** What you will do **
Scan the material for the word "工作开展", and copy each line where it shows up.
········
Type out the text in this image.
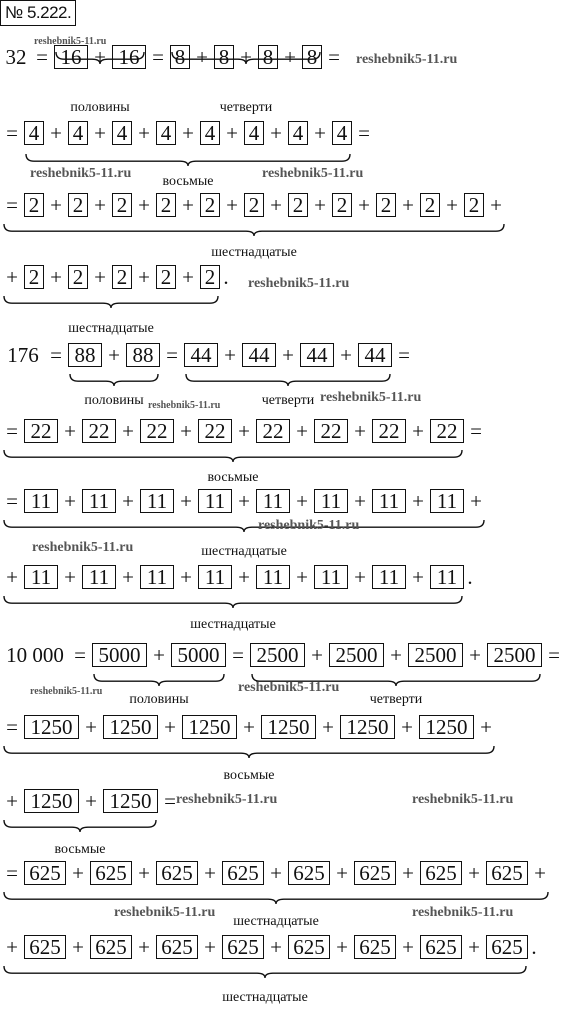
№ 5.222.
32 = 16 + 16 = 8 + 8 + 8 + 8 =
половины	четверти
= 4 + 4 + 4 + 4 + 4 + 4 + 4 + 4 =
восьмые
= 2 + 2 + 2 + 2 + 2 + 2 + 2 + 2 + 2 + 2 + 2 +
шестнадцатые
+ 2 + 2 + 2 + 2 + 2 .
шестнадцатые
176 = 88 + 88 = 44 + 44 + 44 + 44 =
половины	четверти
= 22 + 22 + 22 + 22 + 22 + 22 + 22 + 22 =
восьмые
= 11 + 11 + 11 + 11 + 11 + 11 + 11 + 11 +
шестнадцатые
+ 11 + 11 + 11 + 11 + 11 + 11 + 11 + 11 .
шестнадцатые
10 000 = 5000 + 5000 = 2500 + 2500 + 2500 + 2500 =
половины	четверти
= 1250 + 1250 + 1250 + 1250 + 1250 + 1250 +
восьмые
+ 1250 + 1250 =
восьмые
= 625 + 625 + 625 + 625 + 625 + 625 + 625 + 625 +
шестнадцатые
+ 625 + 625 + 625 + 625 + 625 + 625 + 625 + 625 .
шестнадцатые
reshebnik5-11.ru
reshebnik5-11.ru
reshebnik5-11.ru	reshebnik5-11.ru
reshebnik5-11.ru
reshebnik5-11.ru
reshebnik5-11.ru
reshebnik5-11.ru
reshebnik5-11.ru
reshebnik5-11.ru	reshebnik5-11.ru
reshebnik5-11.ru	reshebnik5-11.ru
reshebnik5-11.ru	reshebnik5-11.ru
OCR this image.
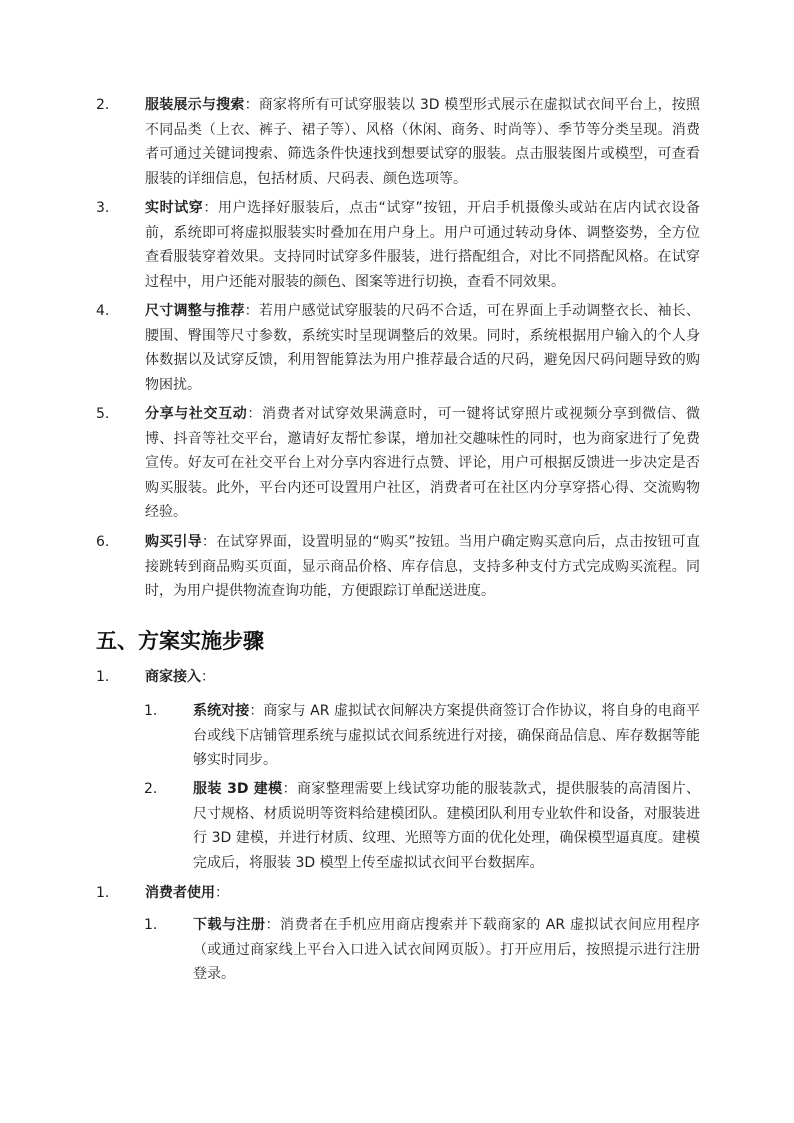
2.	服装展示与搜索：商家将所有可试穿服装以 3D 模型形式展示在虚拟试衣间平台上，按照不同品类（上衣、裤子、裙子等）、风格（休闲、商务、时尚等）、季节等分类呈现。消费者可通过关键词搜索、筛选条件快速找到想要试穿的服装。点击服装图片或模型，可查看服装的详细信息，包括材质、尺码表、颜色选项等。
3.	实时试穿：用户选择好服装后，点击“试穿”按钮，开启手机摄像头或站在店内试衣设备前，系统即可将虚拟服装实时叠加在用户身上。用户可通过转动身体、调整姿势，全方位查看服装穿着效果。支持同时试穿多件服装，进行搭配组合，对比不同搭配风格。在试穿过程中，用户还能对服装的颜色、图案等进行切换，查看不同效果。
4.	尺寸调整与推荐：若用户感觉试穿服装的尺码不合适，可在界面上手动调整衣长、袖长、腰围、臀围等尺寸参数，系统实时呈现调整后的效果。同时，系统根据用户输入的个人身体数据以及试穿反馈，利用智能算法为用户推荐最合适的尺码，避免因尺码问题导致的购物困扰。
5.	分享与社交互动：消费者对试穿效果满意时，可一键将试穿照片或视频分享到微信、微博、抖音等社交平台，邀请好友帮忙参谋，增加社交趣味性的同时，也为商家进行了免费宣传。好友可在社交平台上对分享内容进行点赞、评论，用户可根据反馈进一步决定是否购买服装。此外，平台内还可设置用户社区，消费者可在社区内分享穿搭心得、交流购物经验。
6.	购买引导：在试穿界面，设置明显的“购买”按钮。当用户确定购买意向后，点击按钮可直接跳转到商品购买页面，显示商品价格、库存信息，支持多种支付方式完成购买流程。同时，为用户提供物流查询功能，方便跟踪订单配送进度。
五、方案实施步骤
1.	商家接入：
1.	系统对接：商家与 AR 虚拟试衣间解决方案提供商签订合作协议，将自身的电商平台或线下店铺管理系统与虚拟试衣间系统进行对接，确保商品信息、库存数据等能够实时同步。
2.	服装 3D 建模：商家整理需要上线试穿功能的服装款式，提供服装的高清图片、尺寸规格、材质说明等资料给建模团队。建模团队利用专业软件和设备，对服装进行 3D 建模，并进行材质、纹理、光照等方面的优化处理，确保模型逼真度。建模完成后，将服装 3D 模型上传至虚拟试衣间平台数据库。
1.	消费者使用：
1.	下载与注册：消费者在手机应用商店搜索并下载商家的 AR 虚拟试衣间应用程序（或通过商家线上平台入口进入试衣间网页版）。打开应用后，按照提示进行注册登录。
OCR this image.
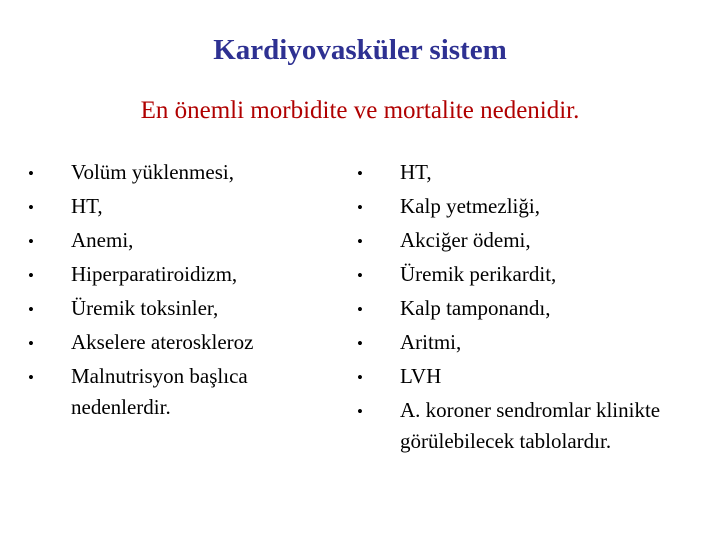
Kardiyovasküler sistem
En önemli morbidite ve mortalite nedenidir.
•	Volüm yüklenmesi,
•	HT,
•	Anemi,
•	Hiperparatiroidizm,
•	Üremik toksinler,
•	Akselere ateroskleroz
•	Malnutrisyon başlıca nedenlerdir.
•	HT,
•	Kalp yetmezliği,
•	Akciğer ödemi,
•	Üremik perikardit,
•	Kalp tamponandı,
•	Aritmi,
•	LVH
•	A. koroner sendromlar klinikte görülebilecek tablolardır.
········
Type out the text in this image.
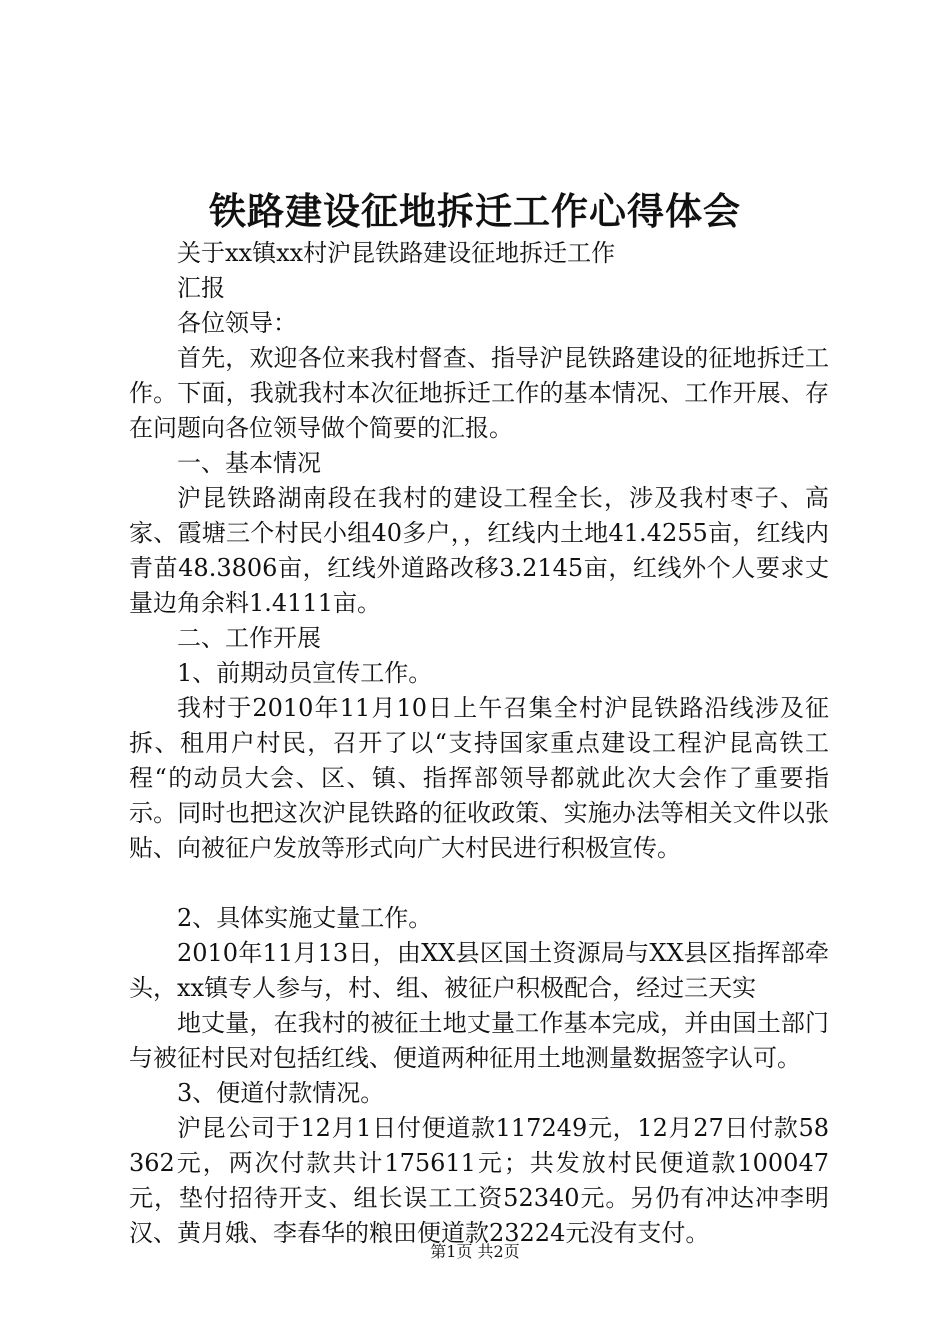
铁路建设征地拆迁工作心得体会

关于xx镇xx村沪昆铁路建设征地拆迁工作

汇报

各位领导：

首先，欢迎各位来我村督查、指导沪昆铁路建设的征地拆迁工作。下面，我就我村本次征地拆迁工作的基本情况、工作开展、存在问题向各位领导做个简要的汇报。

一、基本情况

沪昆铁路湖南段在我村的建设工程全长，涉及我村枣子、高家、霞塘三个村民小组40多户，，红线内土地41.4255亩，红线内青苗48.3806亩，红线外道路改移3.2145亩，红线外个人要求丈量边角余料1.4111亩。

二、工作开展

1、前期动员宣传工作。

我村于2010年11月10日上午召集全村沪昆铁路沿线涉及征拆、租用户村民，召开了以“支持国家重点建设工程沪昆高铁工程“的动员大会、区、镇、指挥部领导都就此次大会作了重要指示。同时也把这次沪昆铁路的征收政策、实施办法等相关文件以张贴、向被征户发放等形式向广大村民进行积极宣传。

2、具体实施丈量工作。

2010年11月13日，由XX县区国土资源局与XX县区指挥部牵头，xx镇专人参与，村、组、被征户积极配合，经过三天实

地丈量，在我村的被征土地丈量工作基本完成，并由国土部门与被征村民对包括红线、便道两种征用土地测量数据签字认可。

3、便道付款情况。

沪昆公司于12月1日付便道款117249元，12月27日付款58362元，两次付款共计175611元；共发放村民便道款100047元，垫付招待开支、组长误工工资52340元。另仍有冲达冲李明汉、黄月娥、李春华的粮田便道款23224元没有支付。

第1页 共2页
········
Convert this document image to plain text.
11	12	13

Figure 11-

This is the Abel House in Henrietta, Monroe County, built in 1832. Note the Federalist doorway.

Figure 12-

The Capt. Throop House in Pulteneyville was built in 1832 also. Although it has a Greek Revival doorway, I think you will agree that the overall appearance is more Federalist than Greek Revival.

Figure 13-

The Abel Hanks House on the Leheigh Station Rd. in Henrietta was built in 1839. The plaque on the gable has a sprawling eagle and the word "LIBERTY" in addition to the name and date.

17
········
** Task solution **
首先，欢迎各位来我村督查、指导沪昆铁路建设的征地拆迁工作。下面，我就我村本次征地拆迁工作的基本情况、工作开展、存在问题向各位领导做个简要的汇报。
二、工作开展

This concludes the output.